TASK STATEMENT: Locate all lines in the data below that hold "United" and show them.

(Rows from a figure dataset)
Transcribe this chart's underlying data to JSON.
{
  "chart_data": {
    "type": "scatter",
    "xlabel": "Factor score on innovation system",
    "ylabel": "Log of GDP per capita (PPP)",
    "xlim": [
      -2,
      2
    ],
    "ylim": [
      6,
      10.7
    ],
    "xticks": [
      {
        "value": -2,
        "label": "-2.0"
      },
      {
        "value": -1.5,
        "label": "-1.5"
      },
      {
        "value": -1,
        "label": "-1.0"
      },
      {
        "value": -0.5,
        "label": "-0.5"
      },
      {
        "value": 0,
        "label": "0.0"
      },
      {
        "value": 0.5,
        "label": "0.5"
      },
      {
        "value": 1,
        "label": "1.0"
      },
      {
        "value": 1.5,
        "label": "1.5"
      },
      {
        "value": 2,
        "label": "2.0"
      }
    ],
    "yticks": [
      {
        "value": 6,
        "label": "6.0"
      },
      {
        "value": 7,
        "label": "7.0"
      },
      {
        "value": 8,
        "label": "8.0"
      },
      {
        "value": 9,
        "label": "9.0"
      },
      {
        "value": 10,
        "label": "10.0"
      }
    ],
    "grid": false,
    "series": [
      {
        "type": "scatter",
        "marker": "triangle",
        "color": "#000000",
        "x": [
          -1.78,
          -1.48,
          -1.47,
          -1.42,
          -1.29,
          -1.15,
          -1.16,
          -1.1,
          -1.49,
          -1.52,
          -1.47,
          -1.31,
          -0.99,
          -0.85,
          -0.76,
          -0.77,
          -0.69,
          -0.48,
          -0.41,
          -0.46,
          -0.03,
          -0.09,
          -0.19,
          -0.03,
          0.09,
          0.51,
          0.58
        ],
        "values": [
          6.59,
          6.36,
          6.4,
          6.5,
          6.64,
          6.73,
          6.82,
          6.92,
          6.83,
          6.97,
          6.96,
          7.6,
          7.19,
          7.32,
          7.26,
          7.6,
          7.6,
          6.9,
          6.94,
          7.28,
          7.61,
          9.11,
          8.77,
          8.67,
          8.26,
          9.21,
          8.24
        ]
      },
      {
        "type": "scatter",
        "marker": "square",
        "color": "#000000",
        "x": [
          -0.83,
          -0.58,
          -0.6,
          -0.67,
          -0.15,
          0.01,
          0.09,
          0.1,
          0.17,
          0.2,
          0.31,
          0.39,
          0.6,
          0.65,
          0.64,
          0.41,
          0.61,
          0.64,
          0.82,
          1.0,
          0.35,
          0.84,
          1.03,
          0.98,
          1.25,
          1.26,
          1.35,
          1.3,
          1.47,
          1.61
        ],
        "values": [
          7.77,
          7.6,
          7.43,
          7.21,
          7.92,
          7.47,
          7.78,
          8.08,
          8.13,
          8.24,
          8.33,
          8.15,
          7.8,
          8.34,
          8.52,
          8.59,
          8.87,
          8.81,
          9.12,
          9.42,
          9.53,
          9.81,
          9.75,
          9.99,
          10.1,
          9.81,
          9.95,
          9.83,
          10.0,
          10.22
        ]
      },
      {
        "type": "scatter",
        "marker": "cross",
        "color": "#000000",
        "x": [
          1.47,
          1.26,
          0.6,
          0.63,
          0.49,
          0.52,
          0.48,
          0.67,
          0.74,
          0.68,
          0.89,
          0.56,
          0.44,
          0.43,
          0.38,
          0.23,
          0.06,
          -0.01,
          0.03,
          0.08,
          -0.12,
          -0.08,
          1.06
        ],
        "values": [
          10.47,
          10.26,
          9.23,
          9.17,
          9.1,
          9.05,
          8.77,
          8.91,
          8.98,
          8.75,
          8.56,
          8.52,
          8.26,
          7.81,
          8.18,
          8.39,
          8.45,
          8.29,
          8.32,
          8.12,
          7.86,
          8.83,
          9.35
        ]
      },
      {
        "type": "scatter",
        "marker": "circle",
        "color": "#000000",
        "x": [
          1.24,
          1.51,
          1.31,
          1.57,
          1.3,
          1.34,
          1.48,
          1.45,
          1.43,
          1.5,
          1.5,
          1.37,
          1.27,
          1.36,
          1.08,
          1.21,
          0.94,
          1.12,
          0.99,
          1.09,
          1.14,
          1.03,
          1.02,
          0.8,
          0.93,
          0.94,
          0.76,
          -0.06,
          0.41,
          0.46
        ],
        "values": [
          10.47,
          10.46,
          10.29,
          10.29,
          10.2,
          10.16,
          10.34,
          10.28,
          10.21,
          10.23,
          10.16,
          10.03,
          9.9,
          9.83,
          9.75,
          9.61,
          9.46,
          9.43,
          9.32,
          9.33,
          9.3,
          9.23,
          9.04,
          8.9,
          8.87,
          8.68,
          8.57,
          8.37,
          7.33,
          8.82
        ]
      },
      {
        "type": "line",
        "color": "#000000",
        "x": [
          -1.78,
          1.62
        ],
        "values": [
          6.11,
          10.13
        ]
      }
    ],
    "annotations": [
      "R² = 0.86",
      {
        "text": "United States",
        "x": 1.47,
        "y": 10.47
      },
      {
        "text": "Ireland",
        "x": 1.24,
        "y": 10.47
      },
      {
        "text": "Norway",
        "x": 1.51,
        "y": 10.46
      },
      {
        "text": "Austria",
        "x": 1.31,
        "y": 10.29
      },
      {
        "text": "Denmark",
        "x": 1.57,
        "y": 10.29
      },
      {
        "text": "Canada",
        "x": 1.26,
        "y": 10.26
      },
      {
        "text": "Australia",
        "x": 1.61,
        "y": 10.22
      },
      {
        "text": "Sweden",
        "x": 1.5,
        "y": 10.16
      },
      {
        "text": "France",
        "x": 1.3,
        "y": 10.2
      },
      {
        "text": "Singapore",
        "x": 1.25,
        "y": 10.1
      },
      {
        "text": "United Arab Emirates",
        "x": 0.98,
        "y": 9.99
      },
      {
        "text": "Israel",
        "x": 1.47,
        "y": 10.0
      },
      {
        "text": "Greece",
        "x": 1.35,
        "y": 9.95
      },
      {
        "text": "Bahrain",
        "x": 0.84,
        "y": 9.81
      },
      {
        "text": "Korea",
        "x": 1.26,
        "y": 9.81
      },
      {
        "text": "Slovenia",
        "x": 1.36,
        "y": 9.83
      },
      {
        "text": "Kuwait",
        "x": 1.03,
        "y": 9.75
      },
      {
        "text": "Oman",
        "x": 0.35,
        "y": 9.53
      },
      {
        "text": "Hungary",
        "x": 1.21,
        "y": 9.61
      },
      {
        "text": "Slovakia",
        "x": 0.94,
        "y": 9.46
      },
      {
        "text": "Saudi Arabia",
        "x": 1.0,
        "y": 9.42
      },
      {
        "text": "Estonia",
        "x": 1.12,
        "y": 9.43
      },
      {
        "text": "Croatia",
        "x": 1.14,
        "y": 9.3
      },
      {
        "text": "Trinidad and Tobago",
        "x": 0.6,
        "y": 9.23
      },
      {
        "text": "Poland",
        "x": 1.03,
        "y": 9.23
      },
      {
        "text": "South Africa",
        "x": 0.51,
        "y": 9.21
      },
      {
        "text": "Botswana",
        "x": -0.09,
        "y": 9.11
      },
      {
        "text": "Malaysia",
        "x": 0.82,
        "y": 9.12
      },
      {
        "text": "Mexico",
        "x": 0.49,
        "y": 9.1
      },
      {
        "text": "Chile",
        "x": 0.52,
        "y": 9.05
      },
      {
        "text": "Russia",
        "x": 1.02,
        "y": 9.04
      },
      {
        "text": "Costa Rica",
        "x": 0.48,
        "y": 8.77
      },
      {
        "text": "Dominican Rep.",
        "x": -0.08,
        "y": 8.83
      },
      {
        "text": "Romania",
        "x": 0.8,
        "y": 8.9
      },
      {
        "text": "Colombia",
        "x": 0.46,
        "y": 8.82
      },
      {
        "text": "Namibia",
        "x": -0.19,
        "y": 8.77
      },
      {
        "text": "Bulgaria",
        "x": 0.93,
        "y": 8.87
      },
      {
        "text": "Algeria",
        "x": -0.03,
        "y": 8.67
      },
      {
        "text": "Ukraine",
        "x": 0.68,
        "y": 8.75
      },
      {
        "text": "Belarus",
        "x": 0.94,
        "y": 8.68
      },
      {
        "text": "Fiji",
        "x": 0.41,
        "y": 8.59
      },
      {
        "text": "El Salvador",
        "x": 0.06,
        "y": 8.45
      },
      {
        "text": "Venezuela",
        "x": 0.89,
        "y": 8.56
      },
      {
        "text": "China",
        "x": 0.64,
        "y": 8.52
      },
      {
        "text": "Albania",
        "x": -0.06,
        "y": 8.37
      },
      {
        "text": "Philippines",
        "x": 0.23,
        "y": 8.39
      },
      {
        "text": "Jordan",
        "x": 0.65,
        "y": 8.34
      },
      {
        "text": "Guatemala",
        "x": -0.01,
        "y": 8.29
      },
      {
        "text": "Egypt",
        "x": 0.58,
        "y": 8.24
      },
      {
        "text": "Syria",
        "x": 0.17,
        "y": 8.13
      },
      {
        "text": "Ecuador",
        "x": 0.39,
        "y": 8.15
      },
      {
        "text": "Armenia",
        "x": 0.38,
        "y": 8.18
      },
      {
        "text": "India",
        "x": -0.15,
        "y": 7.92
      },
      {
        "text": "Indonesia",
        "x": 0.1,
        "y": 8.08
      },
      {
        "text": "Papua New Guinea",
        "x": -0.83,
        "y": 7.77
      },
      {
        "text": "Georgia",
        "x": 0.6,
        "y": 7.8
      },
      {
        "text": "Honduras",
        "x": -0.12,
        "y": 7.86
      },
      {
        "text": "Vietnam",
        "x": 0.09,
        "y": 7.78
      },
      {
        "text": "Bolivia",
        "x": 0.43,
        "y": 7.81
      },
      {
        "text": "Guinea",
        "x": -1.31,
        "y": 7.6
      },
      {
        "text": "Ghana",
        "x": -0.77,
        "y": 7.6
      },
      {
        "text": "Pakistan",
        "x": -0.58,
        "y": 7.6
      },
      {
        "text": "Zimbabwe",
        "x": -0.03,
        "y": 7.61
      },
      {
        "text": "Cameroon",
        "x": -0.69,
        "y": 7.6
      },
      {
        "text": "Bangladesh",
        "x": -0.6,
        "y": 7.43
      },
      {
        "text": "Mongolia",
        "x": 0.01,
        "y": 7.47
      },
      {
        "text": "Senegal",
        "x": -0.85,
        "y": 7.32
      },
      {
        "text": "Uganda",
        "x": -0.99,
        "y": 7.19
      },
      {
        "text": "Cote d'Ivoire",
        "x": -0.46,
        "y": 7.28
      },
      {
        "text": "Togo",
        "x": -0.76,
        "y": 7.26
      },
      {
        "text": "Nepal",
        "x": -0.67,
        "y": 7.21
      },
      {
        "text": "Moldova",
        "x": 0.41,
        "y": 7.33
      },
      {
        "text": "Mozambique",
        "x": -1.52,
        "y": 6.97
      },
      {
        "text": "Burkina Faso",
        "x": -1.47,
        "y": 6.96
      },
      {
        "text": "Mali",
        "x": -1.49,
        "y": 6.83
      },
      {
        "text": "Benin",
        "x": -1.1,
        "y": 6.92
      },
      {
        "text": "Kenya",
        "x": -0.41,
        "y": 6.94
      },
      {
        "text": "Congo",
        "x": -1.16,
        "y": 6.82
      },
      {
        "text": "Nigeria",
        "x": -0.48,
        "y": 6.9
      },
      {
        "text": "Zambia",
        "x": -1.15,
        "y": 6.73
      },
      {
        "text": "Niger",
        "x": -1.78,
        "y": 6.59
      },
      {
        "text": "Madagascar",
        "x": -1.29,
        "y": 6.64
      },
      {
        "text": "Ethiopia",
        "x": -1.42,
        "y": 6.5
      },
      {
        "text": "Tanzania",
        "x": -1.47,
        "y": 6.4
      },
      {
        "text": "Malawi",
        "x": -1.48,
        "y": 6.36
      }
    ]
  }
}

SOLUTION BELOW:
        "text": "United States",
        "text": "United Arab Emirates",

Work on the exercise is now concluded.